--- Begin Information provided ---

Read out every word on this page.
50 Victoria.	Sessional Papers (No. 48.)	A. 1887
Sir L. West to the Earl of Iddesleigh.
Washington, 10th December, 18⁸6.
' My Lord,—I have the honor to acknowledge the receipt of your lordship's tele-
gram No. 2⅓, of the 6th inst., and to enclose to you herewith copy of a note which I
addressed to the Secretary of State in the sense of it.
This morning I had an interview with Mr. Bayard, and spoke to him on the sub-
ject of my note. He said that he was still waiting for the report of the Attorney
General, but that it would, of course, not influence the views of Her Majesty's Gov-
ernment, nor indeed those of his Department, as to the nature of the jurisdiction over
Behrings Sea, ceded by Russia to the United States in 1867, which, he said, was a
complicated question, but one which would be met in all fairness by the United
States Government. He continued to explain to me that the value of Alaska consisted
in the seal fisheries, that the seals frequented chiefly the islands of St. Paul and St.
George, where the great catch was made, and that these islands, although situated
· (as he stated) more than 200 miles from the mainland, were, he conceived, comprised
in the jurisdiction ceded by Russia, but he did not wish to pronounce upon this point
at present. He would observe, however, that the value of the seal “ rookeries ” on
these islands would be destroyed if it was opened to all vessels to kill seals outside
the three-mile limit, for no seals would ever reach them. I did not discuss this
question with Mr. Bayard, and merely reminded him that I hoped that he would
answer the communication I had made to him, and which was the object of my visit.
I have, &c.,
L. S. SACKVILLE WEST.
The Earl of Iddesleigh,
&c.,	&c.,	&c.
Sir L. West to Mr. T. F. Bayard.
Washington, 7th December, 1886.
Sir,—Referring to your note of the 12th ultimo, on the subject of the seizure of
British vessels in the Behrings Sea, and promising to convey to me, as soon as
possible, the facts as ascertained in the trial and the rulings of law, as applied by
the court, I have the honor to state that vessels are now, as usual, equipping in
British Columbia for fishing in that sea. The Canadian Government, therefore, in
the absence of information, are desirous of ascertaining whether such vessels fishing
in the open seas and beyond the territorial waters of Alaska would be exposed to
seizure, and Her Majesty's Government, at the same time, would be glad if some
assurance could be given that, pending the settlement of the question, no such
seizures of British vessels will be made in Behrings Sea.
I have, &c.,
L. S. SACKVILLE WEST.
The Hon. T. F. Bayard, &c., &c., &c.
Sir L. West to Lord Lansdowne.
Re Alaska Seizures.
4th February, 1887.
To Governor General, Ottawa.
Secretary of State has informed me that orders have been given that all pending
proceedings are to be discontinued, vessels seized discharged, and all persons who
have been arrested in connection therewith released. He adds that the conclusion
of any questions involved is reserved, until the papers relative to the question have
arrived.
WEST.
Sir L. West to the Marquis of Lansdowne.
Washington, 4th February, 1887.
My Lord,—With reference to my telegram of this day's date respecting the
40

--- End Information provided ---

Where a line holds "jurisdiction", copy that line.

ernment, nor indeed those of his Department, as to the nature of the jurisdiction over
in the jurisdiction ceded by Russia, but he did not wish to pronounce upon this point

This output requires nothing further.